[Start DATA FOR THE TASK]

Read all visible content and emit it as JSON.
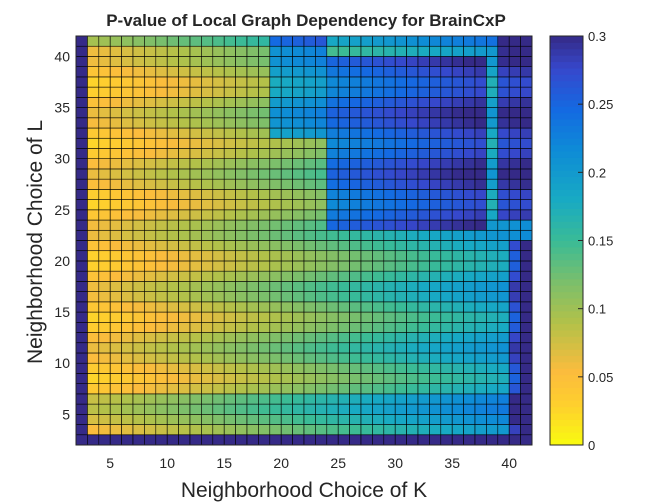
{
  "chart_data": {
    "type": "heatmap",
    "title": "P-value of Local Graph Dependency for BrainCxP",
    "xlabel": "Neighborhood Choice of K",
    "ylabel": "Neighborhood Choice of L",
    "x_range": [
      2,
      42
    ],
    "y_range": [
      2,
      42
    ],
    "x_ticks": [
      5,
      10,
      15,
      20,
      25,
      30,
      35,
      40
    ],
    "y_ticks": [
      5,
      10,
      15,
      20,
      25,
      30,
      35,
      40
    ],
    "colorbar": {
      "range": [
        0,
        0.3
      ],
      "ticks": [
        "0",
        "0.05",
        "0.1",
        "0.15",
        "0.2",
        "0.25",
        "0.3"
      ],
      "colormap": "parula"
    },
    "grid": "cell edges drawn (black)",
    "value_description": "P-value per (K, L) cell; low (yellow) for small K, high (dark blue) in upper-right region and along borders"
  }
}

[End DATA FOR THE TASK]

# TASK DESCRIPTION
Return each line where "value" shows up.

# SOLUTION TO THE PROBLEM
    "title": "P-value of Local Graph Dependency for BrainCxP",
    "value_description": "P-value per (K, L) cell; low (yellow) for small K, high (dark blue) in upper-right region and along borders"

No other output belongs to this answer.